§ **TEXTE FOURNI**
━━━━━━━━━━
ENTRETIEN AVEC LE PRÉSIDENT DE L'ORGANISME ARABE POUR L'ARMEMENT SALAH HALABI:
"UNE STRATÉGIE ARABE POUR LA FABRICATION DES ARMES EST NÉCESSAIRE"

 
Le maréchal Salah Halabi, président de l’Organisme arabe pour l’armement, incarne, réellement, l’expression “l’homme qu’il faut à la place qu’il faut.” Sa carrière militaire depuis sa prise en charge du commandement des forces égyptiennes dans la guerre pour la libération du Koweit et son poste de chef d’état-major de l’armée égyptienne, l’a habilité à assumer la direction de l’Organisme mentionné.
Ce dernier s’occupe, au fond, de la production militaire, celle-ci étant le but de sa création, en plus de la production civile dont il dit qu’il a pour objectif, uniquement, de procurer les ressources nécessaires à l’effet de préserver le niveau élevé atteint par l’industrie militaire.
L’organisme en question a réussi dans les deux domaines. Ainsi que l’affirme le maréchal Halabi, la production d’armes est la meilleure au niveau mondial au double plan de la qualité et du prix, citant à titre d’exemple le char blindé “Fahd”. De même, dans le domaine civil, l’organisme se trouve au sommet sur la carte de la production civile égyptienne.
Voici nos questions et ses réponses.
 
 

ACCOMPLISSEMENT DANS SA TOTALITÉ DE NOS PLANS POUR 1996-97
- Nous nous interrogeons à l’orée d’une année nouvelle sur ce qui a été accompli du plan de l’Organisme arabe et sur ses prévisions pour l’an prochain?
“A vrai dire, nous sommes au début d’une nouvelle année (de l’ère chrétienne) et non d’une année financière qui commence en juin. Au cours des derniers mois, ont commencé à apparaître les résultats des travaux réalisés durant l’année écoulée.
“Les indices montrent l’accomplissement de la totalité du plan établi pour 1996-97, avec un surplus de 125 pour cent par rapport aux prévisions. Ceci est d’un bon augure, d’autant que nous persévérons selon le même procédé en vue de faire évoluer l’outillage et, partant, de pouvoir soutenir la concurrence avec les autres. Dans le même temps, nous réduisons le coût de revient et améliorons la qualité de nos produits, pour pouvoir assurer de nombreux débouchés.”

- Qu’en est-il des projets les plus importants exécutés par l’Organisme que vous présidez durant la période passée?
━━━━━━━━━━
§ **LIGNES DE DONNÉES**
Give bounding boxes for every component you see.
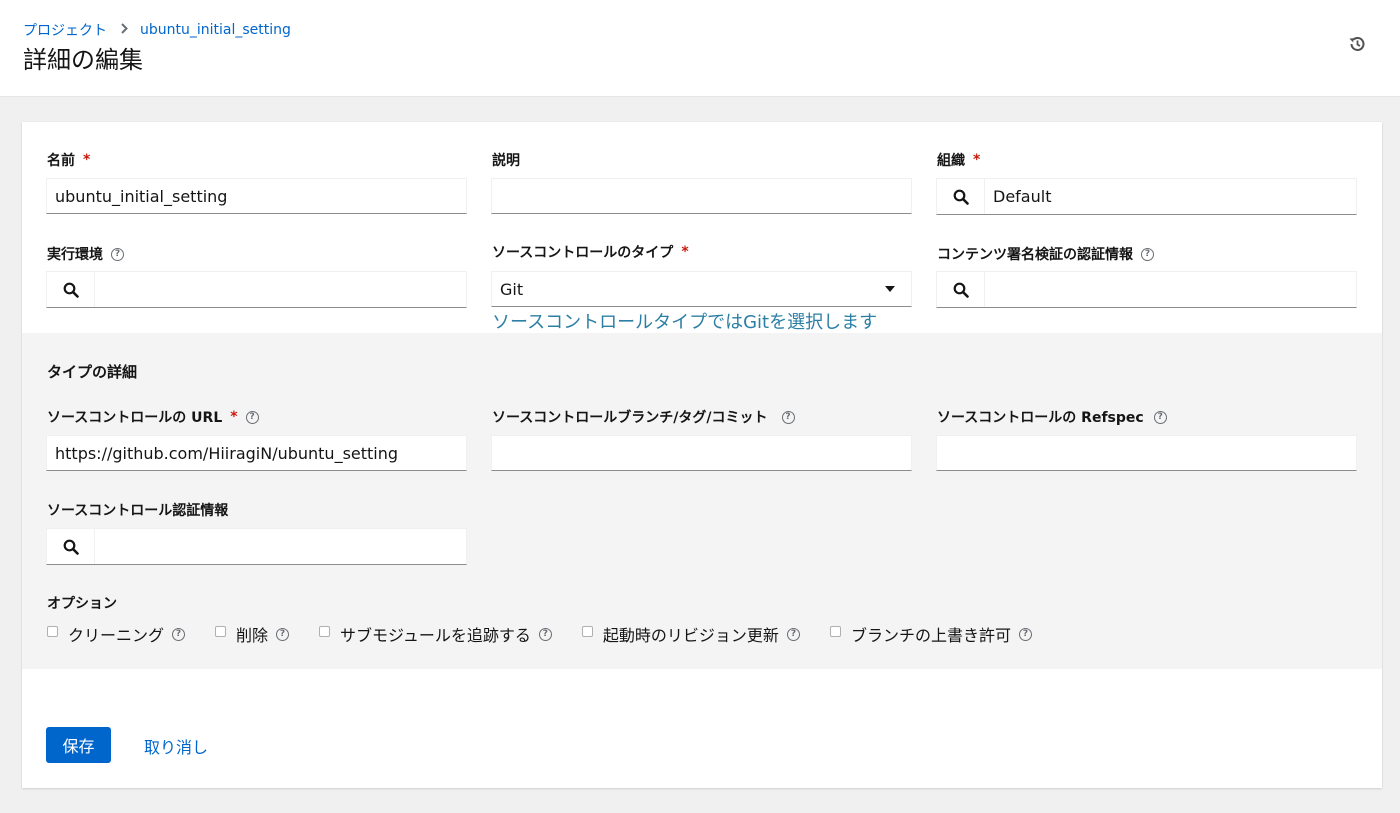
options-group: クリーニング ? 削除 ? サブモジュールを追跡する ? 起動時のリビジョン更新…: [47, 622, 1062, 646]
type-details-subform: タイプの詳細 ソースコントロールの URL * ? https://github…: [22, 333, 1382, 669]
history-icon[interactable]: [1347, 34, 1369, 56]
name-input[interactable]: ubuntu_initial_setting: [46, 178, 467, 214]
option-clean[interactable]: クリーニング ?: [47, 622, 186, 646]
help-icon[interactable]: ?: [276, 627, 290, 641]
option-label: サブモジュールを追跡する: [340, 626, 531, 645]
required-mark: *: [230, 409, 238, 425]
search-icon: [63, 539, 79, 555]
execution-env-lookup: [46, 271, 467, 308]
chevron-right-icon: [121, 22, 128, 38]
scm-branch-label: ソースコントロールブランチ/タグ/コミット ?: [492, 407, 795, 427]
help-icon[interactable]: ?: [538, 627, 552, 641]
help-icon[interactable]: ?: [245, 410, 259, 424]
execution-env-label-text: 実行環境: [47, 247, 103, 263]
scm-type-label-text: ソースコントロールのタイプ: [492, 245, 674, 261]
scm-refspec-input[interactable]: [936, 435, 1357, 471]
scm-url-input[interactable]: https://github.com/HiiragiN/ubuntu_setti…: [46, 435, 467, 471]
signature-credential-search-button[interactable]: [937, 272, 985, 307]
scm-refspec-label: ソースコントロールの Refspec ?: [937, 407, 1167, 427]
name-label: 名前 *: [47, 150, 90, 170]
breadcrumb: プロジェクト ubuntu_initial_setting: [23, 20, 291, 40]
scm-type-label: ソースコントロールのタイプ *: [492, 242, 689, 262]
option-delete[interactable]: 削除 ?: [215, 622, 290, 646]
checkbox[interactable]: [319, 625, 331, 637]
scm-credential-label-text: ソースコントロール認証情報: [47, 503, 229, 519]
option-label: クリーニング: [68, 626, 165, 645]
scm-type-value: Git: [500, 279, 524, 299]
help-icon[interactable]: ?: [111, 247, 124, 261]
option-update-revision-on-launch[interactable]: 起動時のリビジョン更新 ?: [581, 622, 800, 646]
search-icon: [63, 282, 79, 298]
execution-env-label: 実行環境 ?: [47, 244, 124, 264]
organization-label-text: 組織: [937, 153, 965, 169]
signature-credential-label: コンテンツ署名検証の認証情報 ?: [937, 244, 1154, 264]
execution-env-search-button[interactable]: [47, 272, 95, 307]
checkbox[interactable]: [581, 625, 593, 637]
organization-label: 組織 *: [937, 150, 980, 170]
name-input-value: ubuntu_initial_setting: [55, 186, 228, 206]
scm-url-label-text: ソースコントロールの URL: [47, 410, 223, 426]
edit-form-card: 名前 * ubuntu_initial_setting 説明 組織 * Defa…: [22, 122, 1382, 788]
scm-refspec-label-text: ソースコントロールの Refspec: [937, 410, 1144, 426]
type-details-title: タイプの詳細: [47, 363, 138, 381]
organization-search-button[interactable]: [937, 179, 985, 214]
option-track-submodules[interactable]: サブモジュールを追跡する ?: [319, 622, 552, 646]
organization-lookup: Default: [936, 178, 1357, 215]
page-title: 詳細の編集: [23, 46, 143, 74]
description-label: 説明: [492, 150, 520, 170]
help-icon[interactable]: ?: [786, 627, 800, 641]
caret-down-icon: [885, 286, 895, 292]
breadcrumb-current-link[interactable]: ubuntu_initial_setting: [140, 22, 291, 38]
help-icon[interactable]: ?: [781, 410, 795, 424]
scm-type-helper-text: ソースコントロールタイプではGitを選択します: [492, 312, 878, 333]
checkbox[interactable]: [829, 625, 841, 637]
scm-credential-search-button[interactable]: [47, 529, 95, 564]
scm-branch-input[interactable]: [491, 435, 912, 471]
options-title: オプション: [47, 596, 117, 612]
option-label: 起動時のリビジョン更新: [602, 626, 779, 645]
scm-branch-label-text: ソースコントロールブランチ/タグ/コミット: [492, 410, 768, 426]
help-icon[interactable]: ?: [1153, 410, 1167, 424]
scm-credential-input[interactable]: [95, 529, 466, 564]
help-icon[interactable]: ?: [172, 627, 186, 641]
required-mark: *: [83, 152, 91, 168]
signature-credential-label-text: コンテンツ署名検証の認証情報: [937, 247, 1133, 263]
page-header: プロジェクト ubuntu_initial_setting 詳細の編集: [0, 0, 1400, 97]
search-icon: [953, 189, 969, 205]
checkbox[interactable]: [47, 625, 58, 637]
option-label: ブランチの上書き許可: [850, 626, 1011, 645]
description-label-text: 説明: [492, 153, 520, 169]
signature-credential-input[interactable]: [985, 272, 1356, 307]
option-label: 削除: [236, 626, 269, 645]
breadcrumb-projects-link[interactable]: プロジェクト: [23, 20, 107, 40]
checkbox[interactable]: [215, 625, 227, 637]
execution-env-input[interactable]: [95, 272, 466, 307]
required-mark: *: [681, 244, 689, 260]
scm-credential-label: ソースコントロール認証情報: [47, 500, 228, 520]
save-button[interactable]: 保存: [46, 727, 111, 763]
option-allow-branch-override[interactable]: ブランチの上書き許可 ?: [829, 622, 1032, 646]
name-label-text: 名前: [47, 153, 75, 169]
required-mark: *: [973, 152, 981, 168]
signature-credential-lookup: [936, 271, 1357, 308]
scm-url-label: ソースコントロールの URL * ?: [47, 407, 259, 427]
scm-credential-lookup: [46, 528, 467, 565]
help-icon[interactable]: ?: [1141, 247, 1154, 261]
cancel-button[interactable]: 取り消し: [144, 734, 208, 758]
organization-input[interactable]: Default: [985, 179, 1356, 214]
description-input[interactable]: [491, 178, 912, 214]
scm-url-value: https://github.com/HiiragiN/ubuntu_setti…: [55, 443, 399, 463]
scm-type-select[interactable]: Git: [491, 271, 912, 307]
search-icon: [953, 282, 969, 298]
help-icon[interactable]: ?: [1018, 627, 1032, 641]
━━━━━━━━━━
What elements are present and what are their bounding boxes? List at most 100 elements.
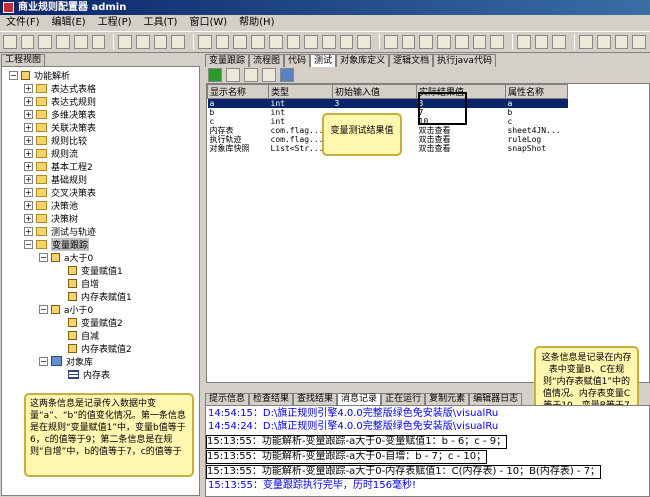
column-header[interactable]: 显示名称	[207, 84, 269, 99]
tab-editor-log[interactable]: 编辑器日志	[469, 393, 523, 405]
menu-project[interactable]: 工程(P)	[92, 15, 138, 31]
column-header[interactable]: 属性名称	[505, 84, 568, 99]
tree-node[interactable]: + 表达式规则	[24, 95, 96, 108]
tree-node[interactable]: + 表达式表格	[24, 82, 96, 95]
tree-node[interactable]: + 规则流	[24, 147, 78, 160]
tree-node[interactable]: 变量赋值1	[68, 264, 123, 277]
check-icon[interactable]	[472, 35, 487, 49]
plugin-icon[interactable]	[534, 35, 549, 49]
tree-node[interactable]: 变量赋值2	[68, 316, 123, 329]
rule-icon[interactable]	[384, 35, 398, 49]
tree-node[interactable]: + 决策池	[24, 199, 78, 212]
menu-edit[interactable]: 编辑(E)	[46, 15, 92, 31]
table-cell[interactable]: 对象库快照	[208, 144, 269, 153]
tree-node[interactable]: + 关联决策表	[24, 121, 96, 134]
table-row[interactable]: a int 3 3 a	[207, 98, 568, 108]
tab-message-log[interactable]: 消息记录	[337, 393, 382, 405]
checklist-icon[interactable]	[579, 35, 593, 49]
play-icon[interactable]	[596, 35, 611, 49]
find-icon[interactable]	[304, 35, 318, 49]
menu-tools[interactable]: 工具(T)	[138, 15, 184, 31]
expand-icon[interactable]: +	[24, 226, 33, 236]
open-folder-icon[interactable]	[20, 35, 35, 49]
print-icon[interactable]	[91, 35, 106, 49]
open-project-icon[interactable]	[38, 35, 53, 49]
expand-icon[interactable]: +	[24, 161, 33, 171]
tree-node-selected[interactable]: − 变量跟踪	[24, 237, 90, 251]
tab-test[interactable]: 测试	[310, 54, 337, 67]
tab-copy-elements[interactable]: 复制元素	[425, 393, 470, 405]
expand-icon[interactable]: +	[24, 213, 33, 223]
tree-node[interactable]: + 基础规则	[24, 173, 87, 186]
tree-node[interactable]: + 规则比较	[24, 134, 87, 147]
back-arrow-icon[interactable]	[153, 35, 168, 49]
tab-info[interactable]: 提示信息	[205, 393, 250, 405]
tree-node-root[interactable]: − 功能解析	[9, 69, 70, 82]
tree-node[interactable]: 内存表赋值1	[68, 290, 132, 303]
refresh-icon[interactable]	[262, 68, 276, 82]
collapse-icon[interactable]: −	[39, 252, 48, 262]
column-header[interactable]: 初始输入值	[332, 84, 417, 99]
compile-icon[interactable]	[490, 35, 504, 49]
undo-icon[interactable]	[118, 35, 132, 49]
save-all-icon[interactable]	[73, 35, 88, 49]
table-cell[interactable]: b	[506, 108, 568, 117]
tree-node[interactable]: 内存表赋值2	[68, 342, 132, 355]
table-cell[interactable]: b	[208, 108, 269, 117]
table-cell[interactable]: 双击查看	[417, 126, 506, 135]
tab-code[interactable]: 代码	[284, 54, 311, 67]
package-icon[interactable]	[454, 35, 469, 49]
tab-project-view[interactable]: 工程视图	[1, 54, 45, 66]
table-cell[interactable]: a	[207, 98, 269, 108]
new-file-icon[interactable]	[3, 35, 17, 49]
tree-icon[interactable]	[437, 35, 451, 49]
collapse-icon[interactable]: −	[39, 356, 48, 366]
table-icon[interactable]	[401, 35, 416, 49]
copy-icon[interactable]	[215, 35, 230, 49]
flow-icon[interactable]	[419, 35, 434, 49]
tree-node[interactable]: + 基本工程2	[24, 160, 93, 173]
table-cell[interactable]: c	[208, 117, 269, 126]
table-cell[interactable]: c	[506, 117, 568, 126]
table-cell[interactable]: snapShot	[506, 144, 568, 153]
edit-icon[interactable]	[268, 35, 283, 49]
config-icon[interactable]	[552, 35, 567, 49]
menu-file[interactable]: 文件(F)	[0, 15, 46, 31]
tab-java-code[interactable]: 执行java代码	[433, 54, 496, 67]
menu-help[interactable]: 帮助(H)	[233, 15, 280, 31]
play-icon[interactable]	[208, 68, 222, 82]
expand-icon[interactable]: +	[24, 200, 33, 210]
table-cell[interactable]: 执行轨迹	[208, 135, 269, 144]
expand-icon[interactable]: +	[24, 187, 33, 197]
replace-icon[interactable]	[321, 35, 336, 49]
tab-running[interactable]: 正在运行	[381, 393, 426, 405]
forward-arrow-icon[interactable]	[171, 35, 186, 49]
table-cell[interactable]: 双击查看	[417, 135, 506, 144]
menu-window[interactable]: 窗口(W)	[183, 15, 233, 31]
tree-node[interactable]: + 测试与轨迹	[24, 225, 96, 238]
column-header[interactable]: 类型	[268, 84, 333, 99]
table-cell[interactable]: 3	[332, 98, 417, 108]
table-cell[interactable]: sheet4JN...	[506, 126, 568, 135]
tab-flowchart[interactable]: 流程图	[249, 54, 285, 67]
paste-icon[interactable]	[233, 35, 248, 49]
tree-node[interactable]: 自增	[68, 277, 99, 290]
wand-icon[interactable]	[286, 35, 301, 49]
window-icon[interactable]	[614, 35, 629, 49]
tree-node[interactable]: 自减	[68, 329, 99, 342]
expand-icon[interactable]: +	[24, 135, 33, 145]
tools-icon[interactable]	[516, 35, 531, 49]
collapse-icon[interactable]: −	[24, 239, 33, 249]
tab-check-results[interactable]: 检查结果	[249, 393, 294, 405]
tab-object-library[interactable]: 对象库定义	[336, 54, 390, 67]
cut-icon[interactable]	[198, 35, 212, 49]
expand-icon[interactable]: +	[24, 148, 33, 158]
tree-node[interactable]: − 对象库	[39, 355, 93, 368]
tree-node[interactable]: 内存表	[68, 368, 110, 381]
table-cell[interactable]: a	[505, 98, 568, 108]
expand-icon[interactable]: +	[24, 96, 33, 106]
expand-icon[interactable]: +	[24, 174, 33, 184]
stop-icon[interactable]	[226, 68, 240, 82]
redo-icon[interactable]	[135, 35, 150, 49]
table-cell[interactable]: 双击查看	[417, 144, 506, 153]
━━━━━━━━━━
§ **DÉFIS**
a) Répondez à ces questions sur l'entretien avec Salah Halabi :
(i) Quel char blindé le maréchal Halabi cite-t-il en exemple ?
(ii) En quel mois commence l'année financière ?
(iii) De quel surplus par rapport aux prévisions le plan établi pour 1996-97 s'est-il accompagné ?
b) Pouvez-vous recopier telles quelles les lignes des entrées, de celle qui contient « 84, 269, 99] » jusqu'à celle qui contient « 54, 337, 67] », toutes deux comprises ?
Ces entrées n'ont aucun lien avec l'entretien.

§ **CORRIGÉS DES EXERCICES**
a)
(i) Le char blindé « Fahd ».
(ii) En juin.
(iii) Un surplus de 125 pour cent.

b)
column-header[interactable]: 显示名称	[207, 84, 269, 99]
tab-editor-log[interactable]: 编辑器日志	[469, 393, 523, 405]
menu-project[interactable]: 工程(P)	[92, 15, 138, 31]
column-header[interactable]: 属性名称	[505, 84, 568, 99]
tree-node[interactable]: + 表达式规则	[24, 95, 96, 108]
tree-node[interactable]: + 表达式表格	[24, 82, 96, 95]
tree-node[interactable]: + 规则流	[24, 147, 78, 160]
tree-node[interactable]: 变量赋值1	[68, 264, 123, 277]
check-icon[interactable]	[472, 35, 487, 49]
plugin-icon[interactable]	[534, 35, 549, 49]
tree-node[interactable]: 变量赋值2	[68, 316, 123, 329]
rule-icon[interactable]	[384, 35, 398, 49]
tree-node[interactable]: + 决策池	[24, 199, 78, 212]
menu-edit[interactable]: 编辑(E)	[46, 15, 92, 31]
table-cell[interactable]: 对象库快照	[208, 144, 269, 153]
tree-node[interactable]: + 关联决策表	[24, 121, 96, 134]
table-row[interactable]: a int 3 3 a	[207, 98, 568, 108]
tab-message-log[interactable]: 消息记录	[337, 393, 382, 405]
checklist-icon[interactable]	[579, 35, 593, 49]
play-icon[interactable]	[596, 35, 611, 49]
find-icon[interactable]	[304, 35, 318, 49]
menu-tools[interactable]: 工具(T)	[138, 15, 184, 31]
expand-icon[interactable]: +	[24, 226, 33, 236]
open-folder-icon[interactable]	[20, 35, 35, 49]
print-icon[interactable]	[91, 35, 106, 49]
open-project-icon[interactable]	[38, 35, 53, 49]
expand-icon[interactable]: +	[24, 161, 33, 171]
tree-node-selected[interactable]: − 变量跟踪	[24, 237, 90, 251]
tab-test[interactable]: 测试	[310, 54, 337, 67]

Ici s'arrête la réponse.